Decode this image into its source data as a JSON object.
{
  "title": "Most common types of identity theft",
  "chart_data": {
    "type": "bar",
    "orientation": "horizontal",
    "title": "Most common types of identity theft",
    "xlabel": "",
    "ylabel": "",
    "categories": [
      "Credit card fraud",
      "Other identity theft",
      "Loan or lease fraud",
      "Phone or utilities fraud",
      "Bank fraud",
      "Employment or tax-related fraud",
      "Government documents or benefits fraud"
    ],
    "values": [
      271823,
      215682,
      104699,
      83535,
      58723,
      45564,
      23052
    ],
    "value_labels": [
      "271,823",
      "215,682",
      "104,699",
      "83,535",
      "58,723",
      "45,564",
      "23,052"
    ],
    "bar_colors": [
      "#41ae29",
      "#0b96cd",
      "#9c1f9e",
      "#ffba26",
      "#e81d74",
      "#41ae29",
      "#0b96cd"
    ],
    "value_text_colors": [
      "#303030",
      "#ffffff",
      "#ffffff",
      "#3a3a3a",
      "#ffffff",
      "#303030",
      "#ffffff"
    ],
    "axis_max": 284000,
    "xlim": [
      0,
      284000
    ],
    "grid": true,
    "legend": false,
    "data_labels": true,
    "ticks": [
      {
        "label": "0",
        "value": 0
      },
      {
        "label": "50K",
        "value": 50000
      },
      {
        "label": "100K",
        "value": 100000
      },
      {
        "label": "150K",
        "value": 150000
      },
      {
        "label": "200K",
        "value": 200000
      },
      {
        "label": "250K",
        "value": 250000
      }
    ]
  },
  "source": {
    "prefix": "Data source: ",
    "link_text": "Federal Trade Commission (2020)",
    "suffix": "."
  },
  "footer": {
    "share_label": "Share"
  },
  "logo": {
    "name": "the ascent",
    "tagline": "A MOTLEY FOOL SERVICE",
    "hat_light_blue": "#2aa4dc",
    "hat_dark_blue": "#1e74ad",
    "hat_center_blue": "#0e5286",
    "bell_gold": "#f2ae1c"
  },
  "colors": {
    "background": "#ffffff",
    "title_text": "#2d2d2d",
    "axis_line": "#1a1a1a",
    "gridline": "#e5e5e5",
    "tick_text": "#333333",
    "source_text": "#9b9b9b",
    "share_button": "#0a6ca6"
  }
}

- - - - -

Problem: Return the material in full, exactly as shown.

Response:
Decode this image into its source data as a JSON object.
{
  "title": "Most common types of identity theft",
  "chart_data": {
    "type": "bar",
    "orientation": "horizontal",
    "title": "Most common types of identity theft",
    "xlabel": "",
    "ylabel": "",
    "categories": [
      "Credit card fraud",
      "Other identity theft",
      "Loan or lease fraud",
      "Phone or utilities fraud",
      "Bank fraud",
      "Employment or tax-related fraud",
      "Government documents or benefits fraud"
    ],
    "values": [
      271823,
      215682,
      104699,
      83535,
      58723,
      45564,
      23052
    ],
    "value_labels": [
      "271,823",
      "215,682",
      "104,699",
      "83,535",
      "58,723",
      "45,564",
      "23,052"
    ],
    "bar_colors": [
      "#41ae29",
      "#0b96cd",
      "#9c1f9e",
      "#ffba26",
      "#e81d74",
      "#41ae29",
      "#0b96cd"
    ],
    "value_text_colors": [
      "#303030",
      "#ffffff",
      "#ffffff",
      "#3a3a3a",
      "#ffffff",
      "#303030",
      "#ffffff"
    ],
    "axis_max": 284000,
    "xlim": [
      0,
      284000
    ],
    "grid": true,
    "legend": false,
    "data_labels": true,
    "ticks": [
      {
        "label": "0",
        "value": 0
      },
      {
        "label": "50K",
        "value": 50000
      },
      {
        "label": "100K",
        "value": 100000
      },
      {
        "label": "150K",
        "value": 150000
      },
      {
        "label": "200K",
        "value": 200000
      },
      {
        "label": "250K",
        "value": 250000
      }
    ]
  },
  "source": {
    "prefix": "Data source: ",
    "link_text": "Federal Trade Commission (2020)",
    "suffix": "."
  },
  "footer": {
    "share_label": "Share"
  },
  "logo": {
    "name": "the ascent",
    "tagline": "A MOTLEY FOOL SERVICE",
    "hat_light_blue": "#2aa4dc",
    "hat_dark_blue": "#1e74ad",
    "hat_center_blue": "#0e5286",
    "bell_gold": "#f2ae1c"
  },
  "colors": {
    "background": "#ffffff",
    "title_text": "#2d2d2d",
    "axis_line": "#1a1a1a",
    "gridline": "#e5e5e5",
    "tick_text": "#333333",
    "source_text": "#9b9b9b",
    "share_button": "#0a6ca6"
  }
}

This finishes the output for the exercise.